WRITTEN REQUEST:
Do not include the pictures; repeat the rest of the data exactly.
-- begin GIVEN RECORDS --
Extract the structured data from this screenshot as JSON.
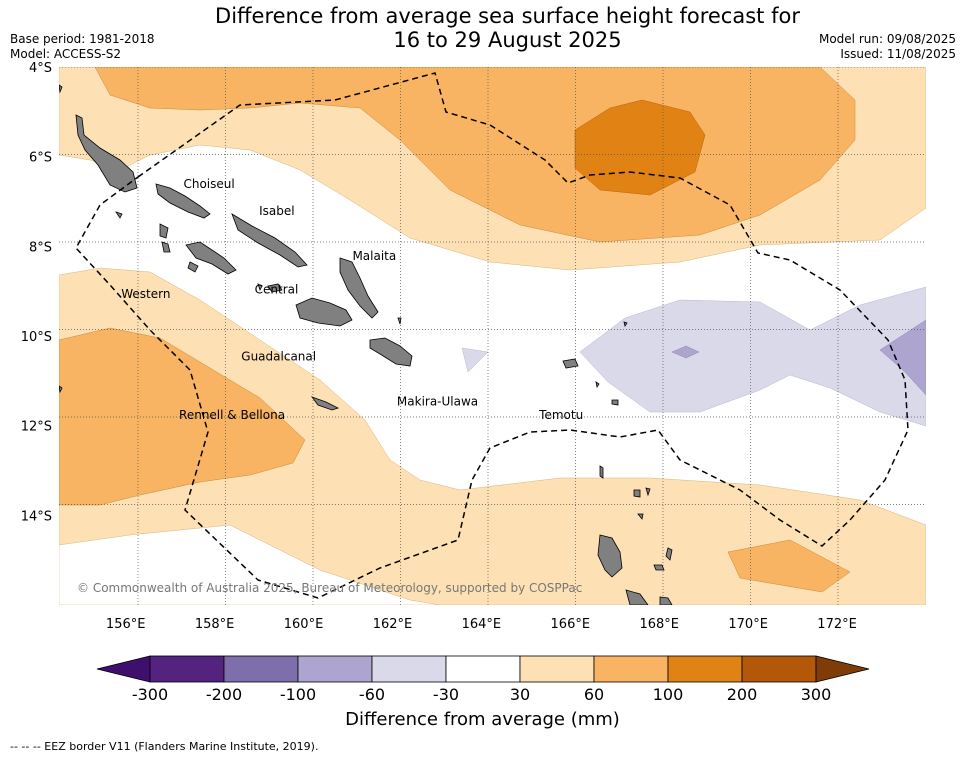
{
  "title": {
    "line1": "Difference from average sea surface height forecast for",
    "line2": "16 to 29 August 2025"
  },
  "meta_left": {
    "base_period": "Base period: 1981-2018",
    "model": "Model: ACCESS-S2"
  },
  "meta_right": {
    "model_run": "Model run: 09/08/2025",
    "issued": "Issued: 11/08/2025"
  },
  "map": {
    "lon_range": [
      154.5,
      174.0
    ],
    "lat_range": [
      -16.0,
      -4.0
    ],
    "lat_ticks": [
      {
        "v": -4,
        "label": "4°S"
      },
      {
        "v": -6,
        "label": "6°S"
      },
      {
        "v": -8,
        "label": "8°S"
      },
      {
        "v": -10,
        "label": "10°S"
      },
      {
        "v": -12,
        "label": "12°S"
      },
      {
        "v": -14,
        "label": "14°S"
      }
    ],
    "lon_ticks": [
      {
        "v": 156,
        "label": "156°E"
      },
      {
        "v": 158,
        "label": "158°E"
      },
      {
        "v": 160,
        "label": "160°E"
      },
      {
        "v": 162,
        "label": "162°E"
      },
      {
        "v": 164,
        "label": "164°E"
      },
      {
        "v": 166,
        "label": "166°E"
      },
      {
        "v": 168,
        "label": "168°E"
      },
      {
        "v": 170,
        "label": "170°E"
      },
      {
        "v": 172,
        "label": "172°E"
      }
    ],
    "province_labels": [
      {
        "name": "Choiseul",
        "lon": 157.3,
        "lat": -6.7
      },
      {
        "name": "Isabel",
        "lon": 159.0,
        "lat": -7.3
      },
      {
        "name": "Malaita",
        "lon": 161.1,
        "lat": -8.3
      },
      {
        "name": "Western",
        "lon": 155.9,
        "lat": -9.15
      },
      {
        "name": "Central",
        "lon": 158.9,
        "lat": -9.05
      },
      {
        "name": "Guadalcanal",
        "lon": 158.6,
        "lat": -10.55
      },
      {
        "name": "Makira-Ulawa",
        "lon": 162.1,
        "lat": -11.55
      },
      {
        "name": "Temotu",
        "lon": 165.3,
        "lat": -11.85
      },
      {
        "name": "Rennell & Bellona",
        "lon": 157.2,
        "lat": -11.85
      }
    ],
    "copyright": "© Commonwealth of Australia 2025, Bureau of Meteorology, supported by COSPPac"
  },
  "colorbar": {
    "title": "Difference from average (mm)",
    "boundaries": [
      "-300",
      "-200",
      "-100",
      "-60",
      "-30",
      "30",
      "60",
      "100",
      "200",
      "300"
    ],
    "colors": [
      "#3f0f6e",
      "#54227f",
      "#7e6fac",
      "#ada5cf",
      "#d9d9ea",
      "#ffffff",
      "#fde0b3",
      "#f8b462",
      "#e08214",
      "#b35808",
      "#7f3b08"
    ]
  },
  "legend_note": "--  --  -- EEZ border V11 (Flanders Marine Institute, 2019)."
}
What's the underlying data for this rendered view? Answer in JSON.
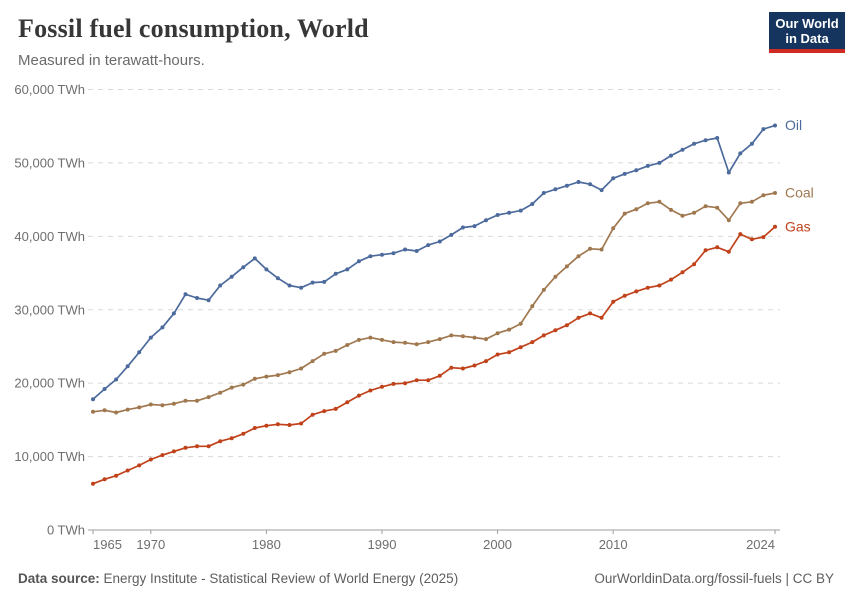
-- end GIVEN RECORDS --
ANSWER IN FULL:
Extract the structured data from this screenshot as JSON.
{
  "title": {
    "line1": "Difference from average sea surface height forecast for",
    "line2": "16 to 29 August 2025"
  },
  "meta_left": {
    "base_period": "Base period: 1981-2018",
    "model": "Model: ACCESS-S2"
  },
  "meta_right": {
    "model_run": "Model run: 09/08/2025",
    "issued": "Issued: 11/08/2025"
  },
  "map": {
    "lon_range": [
      154.5,
      174.0
    ],
    "lat_range": [
      -16.0,
      -4.0
    ],
    "lat_ticks": [
      {
        "v": -4,
        "label": "4°S"
      },
      {
        "v": -6,
        "label": "6°S"
      },
      {
        "v": -8,
        "label": "8°S"
      },
      {
        "v": -10,
        "label": "10°S"
      },
      {
        "v": -12,
        "label": "12°S"
      },
      {
        "v": -14,
        "label": "14°S"
      }
    ],
    "lon_ticks": [
      {
        "v": 156,
        "label": "156°E"
      },
      {
        "v": 158,
        "label": "158°E"
      },
      {
        "v": 160,
        "label": "160°E"
      },
      {
        "v": 162,
        "label": "162°E"
      },
      {
        "v": 164,
        "label": "164°E"
      },
      {
        "v": 166,
        "label": "166°E"
      },
      {
        "v": 168,
        "label": "168°E"
      },
      {
        "v": 170,
        "label": "170°E"
      },
      {
        "v": 172,
        "label": "172°E"
      }
    ],
    "province_labels": [
      {
        "name": "Choiseul",
        "lon": 157.3,
        "lat": -6.7
      },
      {
        "name": "Isabel",
        "lon": 159.0,
        "lat": -7.3
      },
      {
        "name": "Malaita",
        "lon": 161.1,
        "lat": -8.3
      },
      {
        "name": "Western",
        "lon": 155.9,
        "lat": -9.15
      },
      {
        "name": "Central",
        "lon": 158.9,
        "lat": -9.05
      },
      {
        "name": "Guadalcanal",
        "lon": 158.6,
        "lat": -10.55
      },
      {
        "name": "Makira-Ulawa",
        "lon": 162.1,
        "lat": -11.55
      },
      {
        "name": "Temotu",
        "lon": 165.3,
        "lat": -11.85
      },
      {
        "name": "Rennell & Bellona",
        "lon": 157.2,
        "lat": -11.85
      }
    ],
    "copyright": "© Commonwealth of Australia 2025, Bureau of Meteorology, supported by COSPPac"
  },
  "colorbar": {
    "title": "Difference from average (mm)",
    "boundaries": [
      "-300",
      "-200",
      "-100",
      "-60",
      "-30",
      "30",
      "60",
      "100",
      "200",
      "300"
    ],
    "colors": [
      "#3f0f6e",
      "#54227f",
      "#7e6fac",
      "#ada5cf",
      "#d9d9ea",
      "#ffffff",
      "#fde0b3",
      "#f8b462",
      "#e08214",
      "#b35808",
      "#7f3b08"
    ]
  },
  "legend_note": "--  --  -- EEZ border V11 (Flanders Marine Institute, 2019)."
}
What's the underlying data for this rendered view? Answer in JSON.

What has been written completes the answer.